#### [YOUR INSTRUCTIONS]
Output the full listing below exactly, without the pictures.

#### [SUPPLIED RECORDS]

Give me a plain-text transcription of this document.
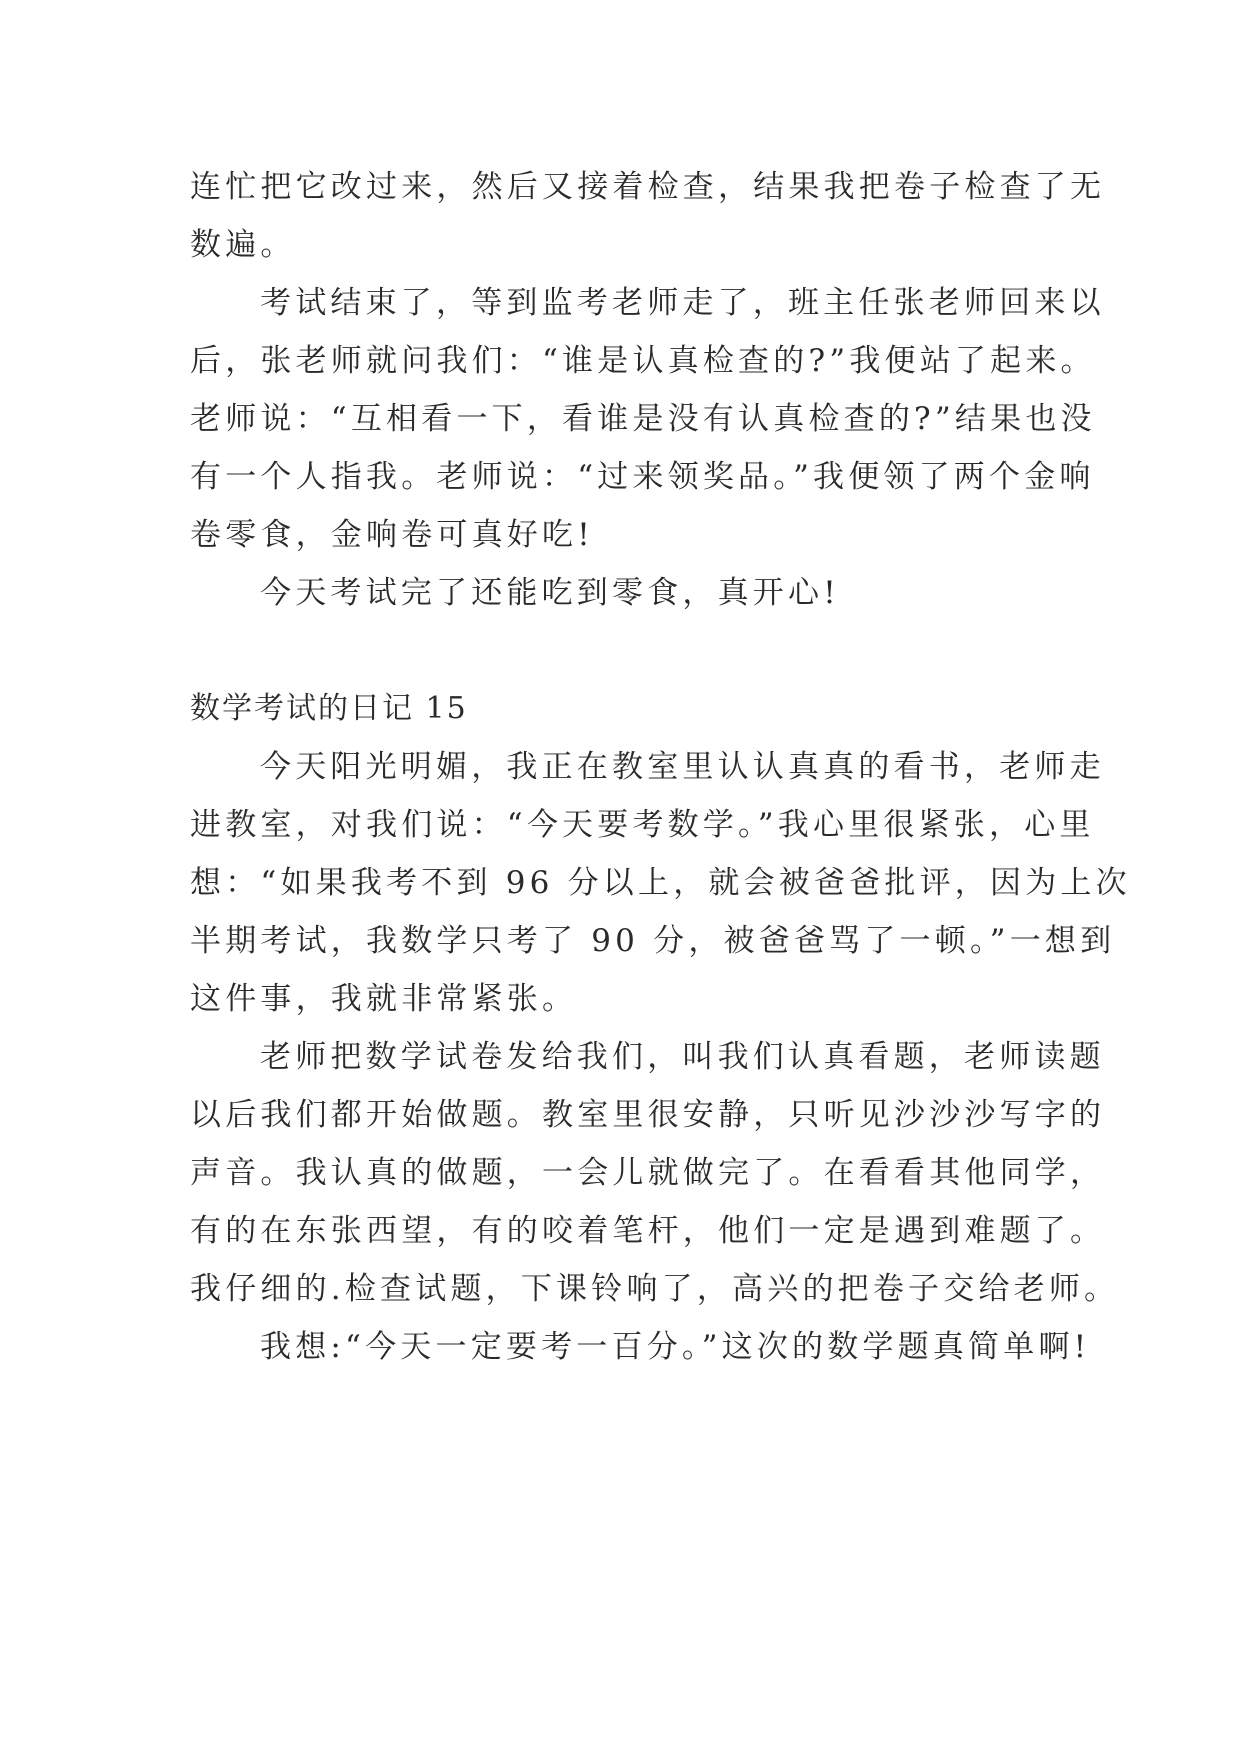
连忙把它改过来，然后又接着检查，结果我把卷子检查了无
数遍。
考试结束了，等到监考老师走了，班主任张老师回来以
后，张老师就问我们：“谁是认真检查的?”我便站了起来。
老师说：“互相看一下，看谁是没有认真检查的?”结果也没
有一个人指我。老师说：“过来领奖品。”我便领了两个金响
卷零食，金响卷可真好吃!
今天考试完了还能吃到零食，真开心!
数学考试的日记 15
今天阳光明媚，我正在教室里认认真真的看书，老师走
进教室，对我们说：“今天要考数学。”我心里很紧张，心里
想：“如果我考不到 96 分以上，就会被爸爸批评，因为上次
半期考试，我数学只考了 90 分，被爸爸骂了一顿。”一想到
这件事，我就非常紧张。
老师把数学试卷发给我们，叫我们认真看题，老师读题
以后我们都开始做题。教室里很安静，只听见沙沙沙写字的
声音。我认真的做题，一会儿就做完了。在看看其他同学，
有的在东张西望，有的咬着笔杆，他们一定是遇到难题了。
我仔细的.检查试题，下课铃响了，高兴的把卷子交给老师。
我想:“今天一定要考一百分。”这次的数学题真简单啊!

#### [TASK OUTPUT]
Give me a plain-text transcription of this document.
连忙把它改过来，然后又接着检查，结果我把卷子检查了无
数遍。
考试结束了，等到监考老师走了，班主任张老师回来以
后，张老师就问我们：“谁是认真检查的?”我便站了起来。
老师说：“互相看一下，看谁是没有认真检查的?”结果也没
有一个人指我。老师说：“过来领奖品。”我便领了两个金响
卷零食，金响卷可真好吃!
今天考试完了还能吃到零食，真开心!
数学考试的日记 15
今天阳光明媚，我正在教室里认认真真的看书，老师走
进教室，对我们说：“今天要考数学。”我心里很紧张，心里
想：“如果我考不到 96 分以上，就会被爸爸批评，因为上次
半期考试，我数学只考了 90 分，被爸爸骂了一顿。”一想到
这件事，我就非常紧张。
老师把数学试卷发给我们，叫我们认真看题，老师读题
以后我们都开始做题。教室里很安静，只听见沙沙沙写字的
声音。我认真的做题，一会儿就做完了。在看看其他同学，
有的在东张西望，有的咬着笔杆，他们一定是遇到难题了。
我仔细的.检查试题，下课铃响了，高兴的把卷子交给老师。
我想:“今天一定要考一百分。”这次的数学题真简单啊!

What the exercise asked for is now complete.